> [Aim] Collect all the lines that mention the word "области".

╭─ Data provided

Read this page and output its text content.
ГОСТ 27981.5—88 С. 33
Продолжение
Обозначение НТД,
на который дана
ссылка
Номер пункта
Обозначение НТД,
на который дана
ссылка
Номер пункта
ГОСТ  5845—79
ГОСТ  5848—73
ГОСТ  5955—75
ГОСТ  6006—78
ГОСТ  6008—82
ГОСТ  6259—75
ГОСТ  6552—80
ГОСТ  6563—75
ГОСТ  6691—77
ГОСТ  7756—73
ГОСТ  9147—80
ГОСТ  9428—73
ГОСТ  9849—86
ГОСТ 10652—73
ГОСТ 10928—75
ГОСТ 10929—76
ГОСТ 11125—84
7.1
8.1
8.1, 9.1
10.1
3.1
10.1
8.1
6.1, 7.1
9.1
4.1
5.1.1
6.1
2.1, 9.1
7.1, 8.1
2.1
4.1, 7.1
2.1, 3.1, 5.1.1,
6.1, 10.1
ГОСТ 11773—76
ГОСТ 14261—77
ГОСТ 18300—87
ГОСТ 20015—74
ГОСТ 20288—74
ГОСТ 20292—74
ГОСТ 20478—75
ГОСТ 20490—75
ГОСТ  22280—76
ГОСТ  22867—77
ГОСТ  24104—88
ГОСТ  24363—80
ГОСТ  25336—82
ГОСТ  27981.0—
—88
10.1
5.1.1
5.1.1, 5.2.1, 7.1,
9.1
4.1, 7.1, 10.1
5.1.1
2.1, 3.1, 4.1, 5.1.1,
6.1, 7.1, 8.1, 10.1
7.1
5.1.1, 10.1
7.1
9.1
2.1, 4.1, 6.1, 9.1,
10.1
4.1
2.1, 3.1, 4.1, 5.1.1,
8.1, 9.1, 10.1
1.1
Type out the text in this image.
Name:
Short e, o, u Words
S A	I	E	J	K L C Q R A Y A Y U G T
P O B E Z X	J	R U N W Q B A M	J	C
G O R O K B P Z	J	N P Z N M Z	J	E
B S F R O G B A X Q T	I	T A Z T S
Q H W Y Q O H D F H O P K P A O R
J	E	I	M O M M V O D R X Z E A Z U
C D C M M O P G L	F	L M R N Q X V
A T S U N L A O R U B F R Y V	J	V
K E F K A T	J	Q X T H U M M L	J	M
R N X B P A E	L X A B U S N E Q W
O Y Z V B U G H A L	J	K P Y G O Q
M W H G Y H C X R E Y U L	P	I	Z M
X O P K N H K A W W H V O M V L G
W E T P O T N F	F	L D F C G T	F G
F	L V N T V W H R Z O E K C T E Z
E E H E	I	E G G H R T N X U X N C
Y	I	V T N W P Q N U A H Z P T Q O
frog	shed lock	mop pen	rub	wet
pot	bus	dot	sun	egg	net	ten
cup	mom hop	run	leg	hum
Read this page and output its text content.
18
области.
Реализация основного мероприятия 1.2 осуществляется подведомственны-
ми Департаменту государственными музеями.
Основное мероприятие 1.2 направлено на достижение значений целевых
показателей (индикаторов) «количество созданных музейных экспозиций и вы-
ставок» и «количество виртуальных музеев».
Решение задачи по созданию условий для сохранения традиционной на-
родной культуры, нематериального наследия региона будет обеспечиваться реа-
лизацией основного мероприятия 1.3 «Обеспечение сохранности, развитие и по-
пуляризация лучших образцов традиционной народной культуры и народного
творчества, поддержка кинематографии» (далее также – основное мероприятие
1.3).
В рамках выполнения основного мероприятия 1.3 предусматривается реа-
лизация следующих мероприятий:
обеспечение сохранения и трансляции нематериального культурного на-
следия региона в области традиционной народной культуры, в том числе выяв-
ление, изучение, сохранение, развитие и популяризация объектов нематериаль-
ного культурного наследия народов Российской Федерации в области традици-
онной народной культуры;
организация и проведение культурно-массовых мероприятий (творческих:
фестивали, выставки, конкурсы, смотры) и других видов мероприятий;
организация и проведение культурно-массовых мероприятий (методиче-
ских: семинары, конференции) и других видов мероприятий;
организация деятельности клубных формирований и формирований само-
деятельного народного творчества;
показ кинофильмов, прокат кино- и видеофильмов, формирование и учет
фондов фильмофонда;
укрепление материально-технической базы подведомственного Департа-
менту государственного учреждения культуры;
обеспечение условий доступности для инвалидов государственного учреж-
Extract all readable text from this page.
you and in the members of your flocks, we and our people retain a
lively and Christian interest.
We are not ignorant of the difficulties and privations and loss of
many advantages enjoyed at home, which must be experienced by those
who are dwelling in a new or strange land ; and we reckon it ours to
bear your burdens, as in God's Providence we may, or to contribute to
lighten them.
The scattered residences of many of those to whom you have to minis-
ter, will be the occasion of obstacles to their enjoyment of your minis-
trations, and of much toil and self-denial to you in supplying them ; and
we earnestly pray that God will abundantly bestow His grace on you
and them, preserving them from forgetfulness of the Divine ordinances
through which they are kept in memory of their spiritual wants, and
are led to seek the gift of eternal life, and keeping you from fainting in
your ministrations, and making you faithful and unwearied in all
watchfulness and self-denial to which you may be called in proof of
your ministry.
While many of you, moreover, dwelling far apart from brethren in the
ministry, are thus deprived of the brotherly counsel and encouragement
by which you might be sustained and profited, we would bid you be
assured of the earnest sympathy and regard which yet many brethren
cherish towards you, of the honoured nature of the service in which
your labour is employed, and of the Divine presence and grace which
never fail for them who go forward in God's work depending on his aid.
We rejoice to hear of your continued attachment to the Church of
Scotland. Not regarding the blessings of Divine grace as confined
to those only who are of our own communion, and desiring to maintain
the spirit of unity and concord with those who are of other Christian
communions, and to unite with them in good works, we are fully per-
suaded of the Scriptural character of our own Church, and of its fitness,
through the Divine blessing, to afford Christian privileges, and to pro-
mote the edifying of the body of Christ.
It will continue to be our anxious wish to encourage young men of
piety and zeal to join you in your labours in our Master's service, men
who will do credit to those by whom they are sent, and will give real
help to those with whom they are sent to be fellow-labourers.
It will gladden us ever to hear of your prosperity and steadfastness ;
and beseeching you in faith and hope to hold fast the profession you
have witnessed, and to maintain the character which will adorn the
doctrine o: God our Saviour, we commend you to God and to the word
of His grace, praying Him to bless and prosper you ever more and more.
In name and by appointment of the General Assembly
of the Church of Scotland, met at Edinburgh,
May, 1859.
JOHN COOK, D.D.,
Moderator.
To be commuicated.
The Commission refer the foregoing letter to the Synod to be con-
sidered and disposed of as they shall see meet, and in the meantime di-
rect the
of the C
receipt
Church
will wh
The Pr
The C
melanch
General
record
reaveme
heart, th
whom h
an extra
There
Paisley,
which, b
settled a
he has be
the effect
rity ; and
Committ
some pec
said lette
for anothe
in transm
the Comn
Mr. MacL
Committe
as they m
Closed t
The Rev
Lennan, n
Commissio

╰─

> [Output of the exercise]
области.
следия региона в области традиционной народной культуры, в том числе выяв-
ного культурного наследия народов Российской Федерации в области традици-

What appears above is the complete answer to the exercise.